:: Records supplied ::
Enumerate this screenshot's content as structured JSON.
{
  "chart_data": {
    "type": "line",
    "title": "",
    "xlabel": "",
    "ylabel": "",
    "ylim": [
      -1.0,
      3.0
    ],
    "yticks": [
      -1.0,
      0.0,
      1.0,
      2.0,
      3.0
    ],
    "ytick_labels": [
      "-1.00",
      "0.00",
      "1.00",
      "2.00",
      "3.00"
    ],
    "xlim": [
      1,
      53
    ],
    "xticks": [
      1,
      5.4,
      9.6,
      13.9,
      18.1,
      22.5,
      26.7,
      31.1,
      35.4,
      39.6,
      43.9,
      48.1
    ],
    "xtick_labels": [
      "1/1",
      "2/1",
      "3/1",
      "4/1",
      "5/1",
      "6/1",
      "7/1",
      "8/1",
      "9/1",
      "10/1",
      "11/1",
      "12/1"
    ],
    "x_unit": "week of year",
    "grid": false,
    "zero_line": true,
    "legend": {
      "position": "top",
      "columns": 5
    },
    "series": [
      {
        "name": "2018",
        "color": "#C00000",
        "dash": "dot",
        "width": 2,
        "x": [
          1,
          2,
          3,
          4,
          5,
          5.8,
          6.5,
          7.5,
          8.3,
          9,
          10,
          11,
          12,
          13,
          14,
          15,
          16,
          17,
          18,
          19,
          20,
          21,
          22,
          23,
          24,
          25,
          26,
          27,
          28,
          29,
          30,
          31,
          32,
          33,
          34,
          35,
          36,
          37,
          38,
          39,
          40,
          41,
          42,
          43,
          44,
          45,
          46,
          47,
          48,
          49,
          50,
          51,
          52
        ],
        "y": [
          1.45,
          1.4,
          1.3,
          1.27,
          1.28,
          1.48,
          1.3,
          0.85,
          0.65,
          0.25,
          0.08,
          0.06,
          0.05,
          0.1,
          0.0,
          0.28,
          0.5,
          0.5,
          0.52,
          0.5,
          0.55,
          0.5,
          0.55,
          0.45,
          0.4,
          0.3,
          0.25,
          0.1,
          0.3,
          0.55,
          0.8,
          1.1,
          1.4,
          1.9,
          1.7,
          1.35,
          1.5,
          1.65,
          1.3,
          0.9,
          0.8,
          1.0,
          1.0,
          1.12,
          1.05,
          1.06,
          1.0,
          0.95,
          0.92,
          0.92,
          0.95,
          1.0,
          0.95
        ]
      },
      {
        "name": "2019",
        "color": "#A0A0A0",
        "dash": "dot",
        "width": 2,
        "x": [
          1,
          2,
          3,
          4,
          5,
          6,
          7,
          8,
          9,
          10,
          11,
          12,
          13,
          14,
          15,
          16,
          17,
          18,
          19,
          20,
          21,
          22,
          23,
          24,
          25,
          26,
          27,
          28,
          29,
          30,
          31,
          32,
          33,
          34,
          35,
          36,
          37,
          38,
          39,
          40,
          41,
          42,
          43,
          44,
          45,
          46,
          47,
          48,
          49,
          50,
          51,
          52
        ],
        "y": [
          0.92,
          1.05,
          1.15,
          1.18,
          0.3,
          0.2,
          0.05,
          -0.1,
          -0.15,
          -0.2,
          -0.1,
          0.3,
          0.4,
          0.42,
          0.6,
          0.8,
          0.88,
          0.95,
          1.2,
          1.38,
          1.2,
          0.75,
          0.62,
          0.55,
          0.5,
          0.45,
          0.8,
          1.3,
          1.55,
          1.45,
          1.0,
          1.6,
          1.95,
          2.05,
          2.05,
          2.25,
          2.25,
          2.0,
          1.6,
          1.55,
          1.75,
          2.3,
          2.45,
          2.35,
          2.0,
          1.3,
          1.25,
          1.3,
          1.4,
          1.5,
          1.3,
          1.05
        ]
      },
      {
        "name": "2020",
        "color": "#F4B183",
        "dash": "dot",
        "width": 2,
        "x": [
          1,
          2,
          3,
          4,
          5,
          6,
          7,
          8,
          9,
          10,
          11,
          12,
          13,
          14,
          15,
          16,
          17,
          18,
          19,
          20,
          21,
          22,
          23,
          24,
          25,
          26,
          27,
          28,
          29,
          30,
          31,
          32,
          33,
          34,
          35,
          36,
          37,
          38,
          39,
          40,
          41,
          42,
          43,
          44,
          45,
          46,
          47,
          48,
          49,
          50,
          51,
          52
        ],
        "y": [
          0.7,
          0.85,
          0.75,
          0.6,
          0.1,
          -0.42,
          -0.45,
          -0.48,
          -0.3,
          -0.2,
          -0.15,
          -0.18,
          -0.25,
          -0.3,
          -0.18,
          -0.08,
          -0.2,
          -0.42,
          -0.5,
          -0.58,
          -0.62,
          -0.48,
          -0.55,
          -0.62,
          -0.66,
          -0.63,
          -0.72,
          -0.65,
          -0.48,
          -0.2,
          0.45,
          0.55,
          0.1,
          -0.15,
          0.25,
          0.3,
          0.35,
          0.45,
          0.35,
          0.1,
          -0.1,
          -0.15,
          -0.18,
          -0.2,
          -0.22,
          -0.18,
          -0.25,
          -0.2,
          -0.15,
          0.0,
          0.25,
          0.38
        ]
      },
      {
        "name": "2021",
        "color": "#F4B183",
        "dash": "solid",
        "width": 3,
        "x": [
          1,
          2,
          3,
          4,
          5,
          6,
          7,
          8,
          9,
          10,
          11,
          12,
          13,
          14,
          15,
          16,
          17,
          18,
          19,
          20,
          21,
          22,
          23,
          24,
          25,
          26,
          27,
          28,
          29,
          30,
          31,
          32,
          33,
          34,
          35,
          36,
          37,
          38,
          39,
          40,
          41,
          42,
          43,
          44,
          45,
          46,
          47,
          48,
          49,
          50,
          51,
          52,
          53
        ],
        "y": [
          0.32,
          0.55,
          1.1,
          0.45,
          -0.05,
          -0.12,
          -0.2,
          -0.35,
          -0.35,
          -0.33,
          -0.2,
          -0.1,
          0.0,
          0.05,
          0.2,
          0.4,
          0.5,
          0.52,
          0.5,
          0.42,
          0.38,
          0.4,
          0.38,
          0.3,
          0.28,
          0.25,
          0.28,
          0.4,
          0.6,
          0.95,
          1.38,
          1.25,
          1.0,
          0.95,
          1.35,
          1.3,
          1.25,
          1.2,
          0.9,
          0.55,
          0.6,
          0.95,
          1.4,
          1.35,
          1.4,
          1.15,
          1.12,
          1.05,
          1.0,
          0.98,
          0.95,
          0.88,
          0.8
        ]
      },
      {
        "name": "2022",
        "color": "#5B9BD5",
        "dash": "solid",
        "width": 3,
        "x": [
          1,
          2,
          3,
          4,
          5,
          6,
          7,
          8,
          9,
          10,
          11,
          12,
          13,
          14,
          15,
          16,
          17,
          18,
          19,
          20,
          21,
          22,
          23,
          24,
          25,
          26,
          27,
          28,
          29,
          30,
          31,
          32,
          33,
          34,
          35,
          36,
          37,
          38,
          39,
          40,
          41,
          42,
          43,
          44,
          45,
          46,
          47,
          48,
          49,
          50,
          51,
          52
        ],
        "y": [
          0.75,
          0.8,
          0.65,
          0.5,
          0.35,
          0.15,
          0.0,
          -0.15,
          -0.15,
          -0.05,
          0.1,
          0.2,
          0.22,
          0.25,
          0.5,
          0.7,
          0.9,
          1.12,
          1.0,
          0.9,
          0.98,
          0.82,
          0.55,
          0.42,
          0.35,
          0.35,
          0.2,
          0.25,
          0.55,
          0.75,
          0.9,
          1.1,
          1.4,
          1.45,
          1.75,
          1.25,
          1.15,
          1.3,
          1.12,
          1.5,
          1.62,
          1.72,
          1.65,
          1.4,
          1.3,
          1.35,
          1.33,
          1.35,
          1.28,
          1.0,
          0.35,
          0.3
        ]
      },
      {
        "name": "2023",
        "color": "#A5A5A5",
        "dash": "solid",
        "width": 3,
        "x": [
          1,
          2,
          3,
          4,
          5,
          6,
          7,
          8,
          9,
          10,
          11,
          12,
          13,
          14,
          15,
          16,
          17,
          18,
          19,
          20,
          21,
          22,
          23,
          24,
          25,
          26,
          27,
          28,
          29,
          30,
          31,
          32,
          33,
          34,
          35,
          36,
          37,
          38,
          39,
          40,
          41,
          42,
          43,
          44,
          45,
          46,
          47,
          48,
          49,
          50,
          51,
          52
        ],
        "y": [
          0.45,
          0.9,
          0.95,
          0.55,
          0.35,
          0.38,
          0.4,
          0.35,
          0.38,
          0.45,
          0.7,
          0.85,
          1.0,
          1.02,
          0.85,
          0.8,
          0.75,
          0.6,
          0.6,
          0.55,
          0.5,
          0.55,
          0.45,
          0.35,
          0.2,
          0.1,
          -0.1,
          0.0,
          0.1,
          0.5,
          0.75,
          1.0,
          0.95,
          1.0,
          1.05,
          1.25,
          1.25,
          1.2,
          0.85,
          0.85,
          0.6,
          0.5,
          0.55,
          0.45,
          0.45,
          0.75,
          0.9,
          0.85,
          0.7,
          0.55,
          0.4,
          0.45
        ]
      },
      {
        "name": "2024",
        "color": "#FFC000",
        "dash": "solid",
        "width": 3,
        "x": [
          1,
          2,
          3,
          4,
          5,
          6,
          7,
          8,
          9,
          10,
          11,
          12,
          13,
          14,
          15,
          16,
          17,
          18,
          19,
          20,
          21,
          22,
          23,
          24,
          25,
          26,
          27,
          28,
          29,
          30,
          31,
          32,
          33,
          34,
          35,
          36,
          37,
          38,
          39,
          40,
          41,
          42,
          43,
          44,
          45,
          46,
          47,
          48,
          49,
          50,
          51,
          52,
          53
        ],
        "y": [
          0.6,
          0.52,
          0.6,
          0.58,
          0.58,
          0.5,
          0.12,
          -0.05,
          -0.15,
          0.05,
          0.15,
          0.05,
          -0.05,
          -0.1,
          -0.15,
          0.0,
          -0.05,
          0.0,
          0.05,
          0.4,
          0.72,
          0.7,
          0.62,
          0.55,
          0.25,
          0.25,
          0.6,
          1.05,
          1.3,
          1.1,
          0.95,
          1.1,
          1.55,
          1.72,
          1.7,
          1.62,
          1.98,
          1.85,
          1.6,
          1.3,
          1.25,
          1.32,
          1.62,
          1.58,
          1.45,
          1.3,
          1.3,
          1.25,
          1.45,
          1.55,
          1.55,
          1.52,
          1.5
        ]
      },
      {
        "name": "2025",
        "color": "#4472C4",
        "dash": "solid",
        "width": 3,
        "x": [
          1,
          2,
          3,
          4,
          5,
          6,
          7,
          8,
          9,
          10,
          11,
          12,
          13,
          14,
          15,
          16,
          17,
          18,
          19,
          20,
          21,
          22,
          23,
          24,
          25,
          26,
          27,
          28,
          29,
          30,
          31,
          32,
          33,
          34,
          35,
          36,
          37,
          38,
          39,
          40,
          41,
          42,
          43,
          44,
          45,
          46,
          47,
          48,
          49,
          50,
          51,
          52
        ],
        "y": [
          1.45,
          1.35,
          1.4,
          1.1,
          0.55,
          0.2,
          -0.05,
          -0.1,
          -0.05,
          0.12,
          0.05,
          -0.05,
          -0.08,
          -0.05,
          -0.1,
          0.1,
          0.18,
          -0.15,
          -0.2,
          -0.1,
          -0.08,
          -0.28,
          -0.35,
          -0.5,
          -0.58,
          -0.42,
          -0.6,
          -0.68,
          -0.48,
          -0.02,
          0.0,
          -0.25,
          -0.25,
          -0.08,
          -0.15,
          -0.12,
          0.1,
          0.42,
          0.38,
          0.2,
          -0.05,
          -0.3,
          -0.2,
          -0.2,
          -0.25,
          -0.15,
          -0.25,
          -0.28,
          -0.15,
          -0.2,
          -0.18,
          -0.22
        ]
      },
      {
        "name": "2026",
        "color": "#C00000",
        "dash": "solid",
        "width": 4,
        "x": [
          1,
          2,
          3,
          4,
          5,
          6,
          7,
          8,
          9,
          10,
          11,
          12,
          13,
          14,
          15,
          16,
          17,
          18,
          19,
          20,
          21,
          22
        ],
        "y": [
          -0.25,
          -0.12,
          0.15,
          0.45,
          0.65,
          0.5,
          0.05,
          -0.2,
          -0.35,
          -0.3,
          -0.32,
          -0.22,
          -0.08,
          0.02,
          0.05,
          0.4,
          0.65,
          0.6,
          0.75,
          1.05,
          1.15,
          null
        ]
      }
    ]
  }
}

:: Exercise objective ::
Pull every line holding "color" out of the records.

:: Answer in full ::
        "color": "#C00000",
        "color": "#A0A0A0",
        "color": "#F4B183",
        "color": "#F4B183",
        "color": "#5B9BD5",
        "color": "#A5A5A5",
        "color": "#FFC000",
        "color": "#4472C4",
        "color": "#C00000",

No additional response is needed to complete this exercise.